* Data
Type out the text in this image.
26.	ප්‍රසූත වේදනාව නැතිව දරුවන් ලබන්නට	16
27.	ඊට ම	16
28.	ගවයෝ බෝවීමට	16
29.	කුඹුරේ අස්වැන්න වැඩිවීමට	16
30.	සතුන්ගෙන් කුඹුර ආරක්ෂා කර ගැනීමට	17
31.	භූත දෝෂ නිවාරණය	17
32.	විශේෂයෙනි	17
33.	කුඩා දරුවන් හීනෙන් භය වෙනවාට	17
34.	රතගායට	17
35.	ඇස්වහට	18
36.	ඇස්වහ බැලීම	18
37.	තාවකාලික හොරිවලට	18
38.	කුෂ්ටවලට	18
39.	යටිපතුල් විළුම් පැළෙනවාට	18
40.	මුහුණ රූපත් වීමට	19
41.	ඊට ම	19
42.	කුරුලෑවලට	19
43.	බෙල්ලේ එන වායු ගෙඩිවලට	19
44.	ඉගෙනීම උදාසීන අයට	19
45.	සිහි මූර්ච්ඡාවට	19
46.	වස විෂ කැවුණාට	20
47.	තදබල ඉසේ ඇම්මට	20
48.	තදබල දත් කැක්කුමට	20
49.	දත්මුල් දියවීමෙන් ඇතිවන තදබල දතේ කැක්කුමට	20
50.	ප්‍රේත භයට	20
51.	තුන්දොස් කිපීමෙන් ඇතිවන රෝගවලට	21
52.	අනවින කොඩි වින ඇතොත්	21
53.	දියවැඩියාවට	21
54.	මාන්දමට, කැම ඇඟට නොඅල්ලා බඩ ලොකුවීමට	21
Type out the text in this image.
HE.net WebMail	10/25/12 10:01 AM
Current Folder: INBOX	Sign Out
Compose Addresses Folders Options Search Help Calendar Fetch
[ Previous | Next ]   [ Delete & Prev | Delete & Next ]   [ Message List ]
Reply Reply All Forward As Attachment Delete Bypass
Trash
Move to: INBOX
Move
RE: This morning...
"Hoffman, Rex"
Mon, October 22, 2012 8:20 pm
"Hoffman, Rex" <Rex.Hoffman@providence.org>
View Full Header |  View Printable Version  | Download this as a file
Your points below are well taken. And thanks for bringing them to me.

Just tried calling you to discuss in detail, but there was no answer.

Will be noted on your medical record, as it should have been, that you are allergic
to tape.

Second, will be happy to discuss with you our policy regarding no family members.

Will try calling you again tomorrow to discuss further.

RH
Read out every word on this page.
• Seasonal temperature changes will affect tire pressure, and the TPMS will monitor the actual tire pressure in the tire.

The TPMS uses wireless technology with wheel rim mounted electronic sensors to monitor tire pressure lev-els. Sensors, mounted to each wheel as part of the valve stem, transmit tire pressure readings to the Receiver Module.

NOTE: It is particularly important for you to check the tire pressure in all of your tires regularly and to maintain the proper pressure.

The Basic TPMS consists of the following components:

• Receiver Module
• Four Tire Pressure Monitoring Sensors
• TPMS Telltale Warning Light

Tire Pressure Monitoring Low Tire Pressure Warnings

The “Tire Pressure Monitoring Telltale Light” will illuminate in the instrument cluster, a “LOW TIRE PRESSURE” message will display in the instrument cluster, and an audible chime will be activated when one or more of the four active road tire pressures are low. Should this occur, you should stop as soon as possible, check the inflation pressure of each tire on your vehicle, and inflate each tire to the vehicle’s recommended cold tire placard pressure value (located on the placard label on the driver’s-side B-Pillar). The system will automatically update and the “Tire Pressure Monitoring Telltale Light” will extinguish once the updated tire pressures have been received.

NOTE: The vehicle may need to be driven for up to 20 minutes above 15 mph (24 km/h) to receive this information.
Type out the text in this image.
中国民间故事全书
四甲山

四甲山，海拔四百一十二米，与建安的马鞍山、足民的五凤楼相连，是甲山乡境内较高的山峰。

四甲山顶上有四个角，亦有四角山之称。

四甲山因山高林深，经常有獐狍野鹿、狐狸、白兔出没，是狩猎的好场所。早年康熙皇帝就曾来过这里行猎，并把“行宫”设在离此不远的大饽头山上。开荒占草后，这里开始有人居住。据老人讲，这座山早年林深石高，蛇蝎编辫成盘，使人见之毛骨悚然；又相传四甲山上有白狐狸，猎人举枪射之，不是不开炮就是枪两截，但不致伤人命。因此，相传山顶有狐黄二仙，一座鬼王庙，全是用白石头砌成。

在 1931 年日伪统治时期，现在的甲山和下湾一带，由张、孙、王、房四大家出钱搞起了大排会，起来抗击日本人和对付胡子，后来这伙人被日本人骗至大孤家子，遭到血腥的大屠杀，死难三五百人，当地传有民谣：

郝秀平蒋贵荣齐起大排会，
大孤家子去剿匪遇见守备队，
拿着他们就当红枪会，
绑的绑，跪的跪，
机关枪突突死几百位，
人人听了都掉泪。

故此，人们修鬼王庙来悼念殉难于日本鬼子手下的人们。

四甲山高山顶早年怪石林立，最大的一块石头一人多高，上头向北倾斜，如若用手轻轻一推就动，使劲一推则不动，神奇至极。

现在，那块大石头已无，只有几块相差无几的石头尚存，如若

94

* Prompt
Return all lines of the material above in which the word "Hoffman" occurs.

* Exercise answer
"Hoffman, Rex"
"Hoffman, Rex" <Rex.Hoffman@providence.org>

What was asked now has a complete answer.